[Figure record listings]
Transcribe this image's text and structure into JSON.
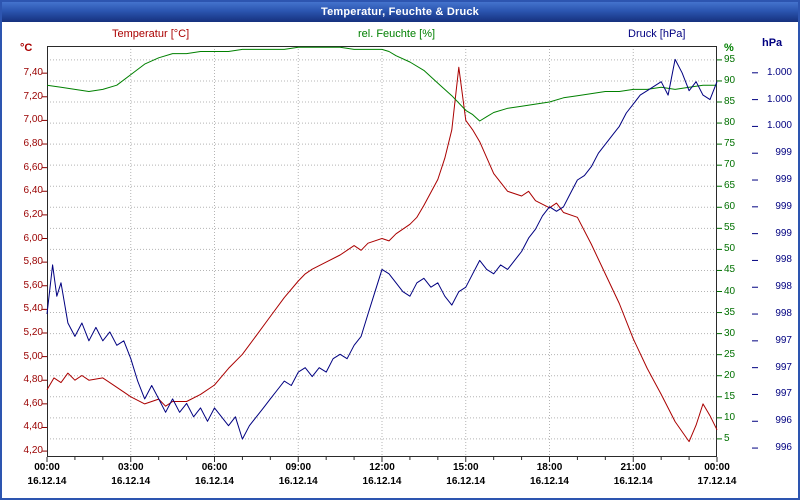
{
  "window": {
    "title": "Temperatur, Feuchte & Druck"
  },
  "legend": {
    "temperature": "Temperatur [°C]",
    "humidity": "rel. Feuchte [%]",
    "pressure": "Druck [hPa]"
  },
  "colors": {
    "temperature": "#aa0000",
    "humidity": "#008000",
    "pressure": "#000080",
    "grid": "#b4b4b4",
    "frame": "#2d55b0"
  },
  "chart_data": {
    "type": "line",
    "title": "Temperatur, Feuchte & Druck",
    "grid": "dotted",
    "x_axis": {
      "unit": "hours",
      "range": [
        0,
        24
      ],
      "gridline_hours": [
        3,
        6,
        9,
        12,
        15,
        18,
        21
      ],
      "ticks": [
        {
          "h": 0,
          "time": "00:00",
          "date": "16.12.14"
        },
        {
          "h": 3,
          "time": "03:00",
          "date": "16.12.14"
        },
        {
          "h": 6,
          "time": "06:00",
          "date": "16.12.14"
        },
        {
          "h": 9,
          "time": "09:00",
          "date": "16.12.14"
        },
        {
          "h": 12,
          "time": "12:00",
          "date": "16.12.14"
        },
        {
          "h": 15,
          "time": "15:00",
          "date": "16.12.14"
        },
        {
          "h": 18,
          "time": "18:00",
          "date": "16.12.14"
        },
        {
          "h": 21,
          "time": "21:00",
          "date": "16.12.14"
        },
        {
          "h": 24,
          "time": "00:00",
          "date": "17.12.14"
        }
      ]
    },
    "axes": {
      "temperature": {
        "unit": "°C",
        "side": "left",
        "color": "#990000",
        "plot_range": [
          4.15,
          7.63
        ],
        "tick_values": [
          7.4,
          7.2,
          7.0,
          6.8,
          6.6,
          6.4,
          6.2,
          6.0,
          5.8,
          5.6,
          5.4,
          5.2,
          5.0,
          4.8,
          4.6,
          4.4,
          4.2
        ],
        "tick_labels": [
          "7,40",
          "7,20",
          "7,00",
          "6,80",
          "6,60",
          "6,40",
          "6,20",
          "6,00",
          "5,80",
          "5,60",
          "5,40",
          "5,20",
          "5,00",
          "4,80",
          "4,60",
          "4,40",
          "4,20"
        ]
      },
      "humidity": {
        "unit": "%",
        "side": "right",
        "color": "#007000",
        "plot_range": [
          0.7,
          98.3
        ],
        "tick_values": [
          95,
          90,
          85,
          80,
          75,
          70,
          65,
          60,
          55,
          50,
          45,
          40,
          35,
          30,
          25,
          20,
          15,
          10,
          5
        ],
        "tick_labels": [
          "95",
          "90",
          "85",
          "80",
          "75",
          "70",
          "65",
          "60",
          "55",
          "50",
          "45",
          "40",
          "35",
          "30",
          "25",
          "20",
          "15",
          "10",
          "5"
        ]
      },
      "pressure": {
        "unit": "hPa",
        "side": "far-right",
        "color": "#000080",
        "plot_range": [
          996.0,
          1000.6
        ],
        "tick_values": [
          1000.3,
          1000.0,
          999.7,
          999.4,
          999.1,
          998.8,
          998.5,
          998.2,
          997.9,
          997.6,
          997.3,
          997.0,
          996.7,
          996.4,
          996.1
        ],
        "tick_labels": [
          "1.000",
          "1.000",
          "1.000",
          "999",
          "999",
          "999",
          "999",
          "998",
          "998",
          "998",
          "997",
          "997",
          "997",
          "996",
          "996"
        ]
      }
    },
    "series": [
      {
        "key": "temperature",
        "name": "Temperatur",
        "unit": "°C",
        "axis": "temperature",
        "color": "#aa0000",
        "x": [
          0,
          0.25,
          0.5,
          0.75,
          1,
          1.25,
          1.5,
          2,
          2.5,
          3,
          3.5,
          4,
          4.25,
          4.5,
          5,
          5.5,
          6,
          6.5,
          7,
          7.5,
          8,
          8.5,
          9,
          9.25,
          9.5,
          10,
          10.5,
          11,
          11.25,
          11.5,
          12,
          12.25,
          12.5,
          13,
          13.25,
          13.5,
          14,
          14.25,
          14.5,
          14.75,
          15,
          15.25,
          15.5,
          16,
          16.5,
          17,
          17.25,
          17.5,
          18,
          18.25,
          18.5,
          19,
          19.5,
          20,
          20.5,
          21,
          21.5,
          22,
          22.5,
          23,
          23.25,
          23.5,
          23.75,
          24
        ],
        "y": [
          4.72,
          4.82,
          4.78,
          4.86,
          4.8,
          4.84,
          4.8,
          4.82,
          4.74,
          4.66,
          4.6,
          4.64,
          4.58,
          4.62,
          4.62,
          4.68,
          4.76,
          4.9,
          5.02,
          5.18,
          5.34,
          5.5,
          5.64,
          5.7,
          5.74,
          5.8,
          5.86,
          5.94,
          5.9,
          5.96,
          6.0,
          5.98,
          6.04,
          6.12,
          6.18,
          6.28,
          6.5,
          6.68,
          6.92,
          7.45,
          7.0,
          6.92,
          6.82,
          6.55,
          6.4,
          6.36,
          6.4,
          6.32,
          6.26,
          6.3,
          6.22,
          6.18,
          5.95,
          5.7,
          5.45,
          5.15,
          4.9,
          4.68,
          4.45,
          4.28,
          4.42,
          4.6,
          4.5,
          4.38
        ]
      },
      {
        "key": "humidity",
        "name": "rel. Feuchte",
        "unit": "%",
        "axis": "humidity",
        "color": "#008000",
        "x": [
          0,
          0.5,
          1,
          1.5,
          2,
          2.5,
          3,
          3.5,
          4,
          4.5,
          5,
          5.5,
          6,
          6.5,
          7,
          7.5,
          8,
          8.5,
          9,
          9.5,
          10,
          10.5,
          11,
          11.5,
          12,
          12.25,
          12.5,
          13,
          13.5,
          14,
          14.5,
          15,
          15.25,
          15.5,
          15.75,
          16,
          16.5,
          17,
          17.5,
          18,
          18.5,
          19,
          19.5,
          20,
          20.5,
          21,
          21.5,
          22,
          22.5,
          23,
          23.5,
          24
        ],
        "y": [
          89,
          88.5,
          88,
          87.5,
          88,
          89,
          91.5,
          94,
          95.5,
          96.5,
          96.5,
          97,
          97,
          97,
          97.5,
          97.5,
          97.5,
          97.5,
          98,
          98,
          98,
          98,
          97.5,
          97.5,
          97.5,
          97,
          96,
          94.5,
          92.5,
          89.5,
          86.5,
          83,
          82,
          80.5,
          81.5,
          82.5,
          83.5,
          84,
          84.5,
          85,
          86,
          86.5,
          87,
          87.5,
          87.5,
          88,
          88,
          88.5,
          88,
          88.5,
          89,
          89
        ]
      },
      {
        "key": "pressure",
        "name": "Druck",
        "unit": "hPa",
        "axis": "pressure",
        "color": "#000080",
        "x": [
          0,
          0.2,
          0.35,
          0.5,
          0.75,
          1,
          1.25,
          1.5,
          1.75,
          2,
          2.25,
          2.5,
          2.75,
          3,
          3.25,
          3.5,
          3.75,
          4,
          4.25,
          4.5,
          4.75,
          5,
          5.25,
          5.5,
          5.75,
          6,
          6.25,
          6.5,
          6.75,
          7,
          7.25,
          7.5,
          7.75,
          8,
          8.25,
          8.5,
          8.75,
          9,
          9.25,
          9.5,
          9.75,
          10,
          10.25,
          10.5,
          10.75,
          11,
          11.25,
          11.5,
          11.75,
          12,
          12.25,
          12.5,
          12.75,
          13,
          13.25,
          13.5,
          13.75,
          14,
          14.25,
          14.5,
          14.75,
          15,
          15.25,
          15.5,
          15.75,
          16,
          16.25,
          16.5,
          16.75,
          17,
          17.25,
          17.5,
          17.75,
          18,
          18.25,
          18.5,
          18.75,
          19,
          19.25,
          19.5,
          19.75,
          20,
          20.25,
          20.5,
          20.75,
          21,
          21.25,
          21.5,
          21.75,
          22,
          22.25,
          22.5,
          22.75,
          23,
          23.25,
          23.5,
          23.75,
          24
        ],
        "y": [
          997.6,
          998.15,
          997.8,
          997.95,
          997.5,
          997.35,
          997.5,
          997.3,
          997.45,
          997.3,
          997.4,
          997.25,
          997.3,
          997.1,
          996.85,
          996.65,
          996.8,
          996.65,
          996.5,
          996.65,
          996.5,
          996.6,
          996.45,
          996.55,
          996.4,
          996.55,
          996.45,
          996.35,
          996.45,
          996.2,
          996.35,
          996.45,
          996.55,
          996.65,
          996.75,
          996.85,
          996.8,
          996.95,
          997.0,
          996.9,
          997.0,
          996.95,
          997.1,
          997.15,
          997.1,
          997.25,
          997.35,
          997.6,
          997.85,
          998.1,
          998.05,
          997.95,
          997.85,
          997.8,
          997.95,
          998.0,
          997.9,
          997.95,
          997.8,
          997.7,
          997.85,
          997.9,
          998.05,
          998.2,
          998.1,
          998.05,
          998.15,
          998.1,
          998.2,
          998.3,
          998.45,
          998.55,
          998.7,
          998.8,
          998.75,
          998.8,
          998.95,
          999.1,
          999.15,
          999.25,
          999.4,
          999.5,
          999.6,
          999.7,
          999.85,
          999.95,
          1000.05,
          1000.1,
          1000.15,
          1000.2,
          1000.05,
          1000.45,
          1000.3,
          1000.1,
          1000.2,
          1000.05,
          1000.0,
          1000.2
        ]
      }
    ]
  }
}
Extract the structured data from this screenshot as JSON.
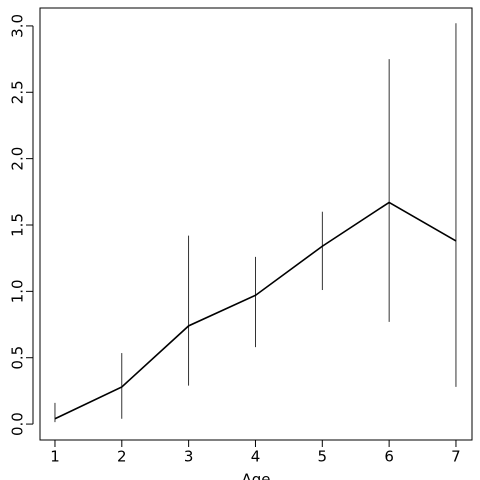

TASK STATEMENT
Above are the records. Copy every line in them holding "this".

FULL OUTPUT
Transcribe this image's text and structure into JSON.
Extract the structured data from this screenshot as JSON.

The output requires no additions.